*TASK DATA*:

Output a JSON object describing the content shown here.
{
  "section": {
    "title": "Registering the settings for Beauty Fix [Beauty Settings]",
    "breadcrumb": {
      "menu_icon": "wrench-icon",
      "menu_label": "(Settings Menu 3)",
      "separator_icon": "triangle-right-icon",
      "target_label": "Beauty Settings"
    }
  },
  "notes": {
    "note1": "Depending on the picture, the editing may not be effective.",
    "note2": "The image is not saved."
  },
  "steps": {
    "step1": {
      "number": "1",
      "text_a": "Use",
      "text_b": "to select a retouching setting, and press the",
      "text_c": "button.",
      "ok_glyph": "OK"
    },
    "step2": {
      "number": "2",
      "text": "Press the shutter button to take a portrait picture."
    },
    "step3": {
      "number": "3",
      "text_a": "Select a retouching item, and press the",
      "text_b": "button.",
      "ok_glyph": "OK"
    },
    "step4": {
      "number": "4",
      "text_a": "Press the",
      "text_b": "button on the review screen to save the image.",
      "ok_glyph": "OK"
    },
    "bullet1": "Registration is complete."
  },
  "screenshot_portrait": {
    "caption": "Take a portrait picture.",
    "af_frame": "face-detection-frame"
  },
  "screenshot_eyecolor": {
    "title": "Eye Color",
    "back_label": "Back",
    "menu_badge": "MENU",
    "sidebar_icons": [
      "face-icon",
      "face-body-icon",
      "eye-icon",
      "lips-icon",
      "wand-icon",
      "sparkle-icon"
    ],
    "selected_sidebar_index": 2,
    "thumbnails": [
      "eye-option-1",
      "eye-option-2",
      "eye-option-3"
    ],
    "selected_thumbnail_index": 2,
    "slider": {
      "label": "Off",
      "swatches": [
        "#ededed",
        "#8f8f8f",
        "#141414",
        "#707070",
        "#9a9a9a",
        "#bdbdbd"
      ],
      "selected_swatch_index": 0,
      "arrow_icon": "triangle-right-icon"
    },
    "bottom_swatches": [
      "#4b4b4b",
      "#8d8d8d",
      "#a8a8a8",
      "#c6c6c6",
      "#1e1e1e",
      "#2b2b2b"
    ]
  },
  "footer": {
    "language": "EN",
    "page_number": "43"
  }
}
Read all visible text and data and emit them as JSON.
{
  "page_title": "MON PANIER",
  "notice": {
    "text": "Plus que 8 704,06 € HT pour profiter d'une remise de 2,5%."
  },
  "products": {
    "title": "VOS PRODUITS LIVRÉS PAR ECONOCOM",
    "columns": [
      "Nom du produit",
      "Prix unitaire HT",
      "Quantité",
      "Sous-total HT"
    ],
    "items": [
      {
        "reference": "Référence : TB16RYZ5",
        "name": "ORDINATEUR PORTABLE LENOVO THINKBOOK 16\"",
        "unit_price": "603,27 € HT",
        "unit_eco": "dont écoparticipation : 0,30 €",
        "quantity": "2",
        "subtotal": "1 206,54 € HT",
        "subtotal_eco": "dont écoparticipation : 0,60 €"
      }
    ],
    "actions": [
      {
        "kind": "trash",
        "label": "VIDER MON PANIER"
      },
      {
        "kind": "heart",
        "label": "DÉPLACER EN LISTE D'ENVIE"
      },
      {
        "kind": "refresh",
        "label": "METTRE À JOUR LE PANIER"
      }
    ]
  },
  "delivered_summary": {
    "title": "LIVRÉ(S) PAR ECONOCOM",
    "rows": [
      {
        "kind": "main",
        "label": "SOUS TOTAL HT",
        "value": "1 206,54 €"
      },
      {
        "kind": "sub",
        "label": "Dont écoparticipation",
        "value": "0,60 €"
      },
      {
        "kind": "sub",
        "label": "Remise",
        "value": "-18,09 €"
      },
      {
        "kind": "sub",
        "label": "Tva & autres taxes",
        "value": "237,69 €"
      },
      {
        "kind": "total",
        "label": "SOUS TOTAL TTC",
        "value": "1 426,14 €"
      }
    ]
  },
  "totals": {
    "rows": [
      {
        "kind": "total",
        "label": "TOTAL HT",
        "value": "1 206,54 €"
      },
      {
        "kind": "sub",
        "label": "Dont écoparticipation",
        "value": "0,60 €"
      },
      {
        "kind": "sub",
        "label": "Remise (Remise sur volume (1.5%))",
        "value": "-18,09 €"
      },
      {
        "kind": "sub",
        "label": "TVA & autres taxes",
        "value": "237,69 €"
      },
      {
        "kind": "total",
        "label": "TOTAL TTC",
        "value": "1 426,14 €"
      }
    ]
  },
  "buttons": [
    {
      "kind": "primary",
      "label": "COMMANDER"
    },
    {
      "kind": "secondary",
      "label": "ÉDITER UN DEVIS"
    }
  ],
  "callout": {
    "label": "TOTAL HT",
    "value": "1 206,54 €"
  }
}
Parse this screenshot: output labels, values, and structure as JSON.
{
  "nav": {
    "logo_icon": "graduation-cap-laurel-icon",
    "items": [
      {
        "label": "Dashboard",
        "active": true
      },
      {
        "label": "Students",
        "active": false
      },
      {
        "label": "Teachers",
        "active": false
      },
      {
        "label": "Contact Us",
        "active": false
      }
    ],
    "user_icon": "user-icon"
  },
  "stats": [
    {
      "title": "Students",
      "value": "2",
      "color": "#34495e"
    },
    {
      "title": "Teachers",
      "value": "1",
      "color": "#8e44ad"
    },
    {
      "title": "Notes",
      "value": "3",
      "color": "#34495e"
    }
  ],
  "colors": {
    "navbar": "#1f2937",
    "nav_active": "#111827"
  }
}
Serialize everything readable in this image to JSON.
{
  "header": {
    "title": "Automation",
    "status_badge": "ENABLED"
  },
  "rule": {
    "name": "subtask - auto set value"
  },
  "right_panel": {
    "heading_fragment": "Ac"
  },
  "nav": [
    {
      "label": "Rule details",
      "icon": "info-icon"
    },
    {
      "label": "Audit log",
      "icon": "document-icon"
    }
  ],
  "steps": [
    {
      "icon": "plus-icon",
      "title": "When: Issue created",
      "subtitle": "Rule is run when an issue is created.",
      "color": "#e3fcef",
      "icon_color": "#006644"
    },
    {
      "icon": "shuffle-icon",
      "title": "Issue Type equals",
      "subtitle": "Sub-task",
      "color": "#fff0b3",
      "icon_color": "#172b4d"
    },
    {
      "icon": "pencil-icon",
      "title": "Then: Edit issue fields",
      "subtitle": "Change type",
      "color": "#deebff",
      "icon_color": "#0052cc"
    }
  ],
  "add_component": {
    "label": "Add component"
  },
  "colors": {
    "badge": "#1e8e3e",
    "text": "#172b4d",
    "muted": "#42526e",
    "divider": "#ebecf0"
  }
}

*TO BE DONE*: Transcribe all entries exactly as they are given.

*OUTPUT FOR THIS TASK*:
Output a JSON object describing the content shown here.
{
  "section": {
    "title": "Registering the settings for Beauty Fix [Beauty Settings]",
    "breadcrumb": {
      "menu_icon": "wrench-icon",
      "menu_label": "(Settings Menu 3)",
      "separator_icon": "triangle-right-icon",
      "target_label": "Beauty Settings"
    }
  },
  "notes": {
    "note1": "Depending on the picture, the editing may not be effective.",
    "note2": "The image is not saved."
  },
  "steps": {
    "step1": {
      "number": "1",
      "text_a": "Use",
      "text_b": "to select a retouching setting, and press the",
      "text_c": "button.",
      "ok_glyph": "OK"
    },
    "step2": {
      "number": "2",
      "text": "Press the shutter button to take a portrait picture."
    },
    "step3": {
      "number": "3",
      "text_a": "Select a retouching item, and press the",
      "text_b": "button.",
      "ok_glyph": "OK"
    },
    "step4": {
      "number": "4",
      "text_a": "Press the",
      "text_b": "button on the review screen to save the image.",
      "ok_glyph": "OK"
    },
    "bullet1": "Registration is complete."
  },
  "screenshot_portrait": {
    "caption": "Take a portrait picture.",
    "af_frame": "face-detection-frame"
  },
  "screenshot_eyecolor": {
    "title": "Eye Color",
    "back_label": "Back",
    "menu_badge": "MENU",
    "sidebar_icons": [
      "face-icon",
      "face-body-icon",
      "eye-icon",
      "lips-icon",
      "wand-icon",
      "sparkle-icon"
    ],
    "selected_sidebar_index": 2,
    "thumbnails": [
      "eye-option-1",
      "eye-option-2",
      "eye-option-3"
    ],
    "selected_thumbnail_index": 2,
    "slider": {
      "label": "Off",
      "swatches": [
        "#ededed",
        "#8f8f8f",
        "#141414",
        "#707070",
        "#9a9a9a",
        "#bdbdbd"
      ],
      "selected_swatch_index": 0,
      "arrow_icon": "triangle-right-icon"
    },
    "bottom_swatches": [
      "#4b4b4b",
      "#8d8d8d",
      "#a8a8a8",
      "#c6c6c6",
      "#1e1e1e",
      "#2b2b2b"
    ]
  },
  "footer": {
    "language": "EN",
    "page_number": "43"
  }
}
Read all visible text and data and emit them as JSON.
{
  "page_title": "MON PANIER",
  "notice": {
    "text": "Plus que 8 704,06 € HT pour profiter d'une remise de 2,5%."
  },
  "products": {
    "title": "VOS PRODUITS LIVRÉS PAR ECONOCOM",
    "columns": [
      "Nom du produit",
      "Prix unitaire HT",
      "Quantité",
      "Sous-total HT"
    ],
    "items": [
      {
        "reference": "Référence : TB16RYZ5",
        "name": "ORDINATEUR PORTABLE LENOVO THINKBOOK 16\"",
        "unit_price": "603,27 € HT",
        "unit_eco": "dont écoparticipation : 0,30 €",
        "quantity": "2",
        "subtotal": "1 206,54 € HT",
        "subtotal_eco": "dont écoparticipation : 0,60 €"
      }
    ],
    "actions": [
      {
        "kind": "trash",
        "label": "VIDER MON PANIER"
      },
      {
        "kind": "heart",
        "label": "DÉPLACER EN LISTE D'ENVIE"
      },
      {
        "kind": "refresh",
        "label": "METTRE À JOUR LE PANIER"
      }
    ]
  },
  "delivered_summary": {
    "title": "LIVRÉ(S) PAR ECONOCOM",
    "rows": [
      {
        "kind": "main",
        "label": "SOUS TOTAL HT",
        "value": "1 206,54 €"
      },
      {
        "kind": "sub",
        "label": "Dont écoparticipation",
        "value": "0,60 €"
      },
      {
        "kind": "sub",
        "label": "Remise",
        "value": "-18,09 €"
      },
      {
        "kind": "sub",
        "label": "Tva & autres taxes",
        "value": "237,69 €"
      },
      {
        "kind": "total",
        "label": "SOUS TOTAL TTC",
        "value": "1 426,14 €"
      }
    ]
  },
  "totals": {
    "rows": [
      {
        "kind": "total",
        "label": "TOTAL HT",
        "value": "1 206,54 €"
      },
      {
        "kind": "sub",
        "label": "Dont écoparticipation",
        "value": "0,60 €"
      },
      {
        "kind": "sub",
        "label": "Remise (Remise sur volume (1.5%))",
        "value": "-18,09 €"
      },
      {
        "kind": "sub",
        "label": "TVA & autres taxes",
        "value": "237,69 €"
      },
      {
        "kind": "total",
        "label": "TOTAL TTC",
        "value": "1 426,14 €"
      }
    ]
  },
  "buttons": [
    {
      "kind": "primary",
      "label": "COMMANDER"
    },
    {
      "kind": "secondary",
      "label": "ÉDITER UN DEVIS"
    }
  ],
  "callout": {
    "label": "TOTAL HT",
    "value": "1 206,54 €"
  }
}
Parse this screenshot: output labels, values, and structure as JSON.
{
  "nav": {
    "logo_icon": "graduation-cap-laurel-icon",
    "items": [
      {
        "label": "Dashboard",
        "active": true
      },
      {
        "label": "Students",
        "active": false
      },
      {
        "label": "Teachers",
        "active": false
      },
      {
        "label": "Contact Us",
        "active": false
      }
    ],
    "user_icon": "user-icon"
  },
  "stats": [
    {
      "title": "Students",
      "value": "2",
      "color": "#34495e"
    },
    {
      "title": "Teachers",
      "value": "1",
      "color": "#8e44ad"
    },
    {
      "title": "Notes",
      "value": "3",
      "color": "#34495e"
    }
  ],
  "colors": {
    "navbar": "#1f2937",
    "nav_active": "#111827"
  }
}
Serialize everything readable in this image to JSON.
{
  "header": {
    "title": "Automation",
    "status_badge": "ENABLED"
  },
  "rule": {
    "name": "subtask - auto set value"
  },
  "right_panel": {
    "heading_fragment": "Ac"
  },
  "nav": [
    {
      "label": "Rule details",
      "icon": "info-icon"
    },
    {
      "label": "Audit log",
      "icon": "document-icon"
    }
  ],
  "steps": [
    {
      "icon": "plus-icon",
      "title": "When: Issue created",
      "subtitle": "Rule is run when an issue is created.",
      "color": "#e3fcef",
      "icon_color": "#006644"
    },
    {
      "icon": "shuffle-icon",
      "title": "Issue Type equals",
      "subtitle": "Sub-task",
      "color": "#fff0b3",
      "icon_color": "#172b4d"
    },
    {
      "icon": "pencil-icon",
      "title": "Then: Edit issue fields",
      "subtitle": "Change type",
      "color": "#deebff",
      "icon_color": "#0052cc"
    }
  ],
  "add_component": {
    "label": "Add component"
  },
  "colors": {
    "badge": "#1e8e3e",
    "text": "#172b4d",
    "muted": "#42526e",
    "divider": "#ebecf0"
  }
}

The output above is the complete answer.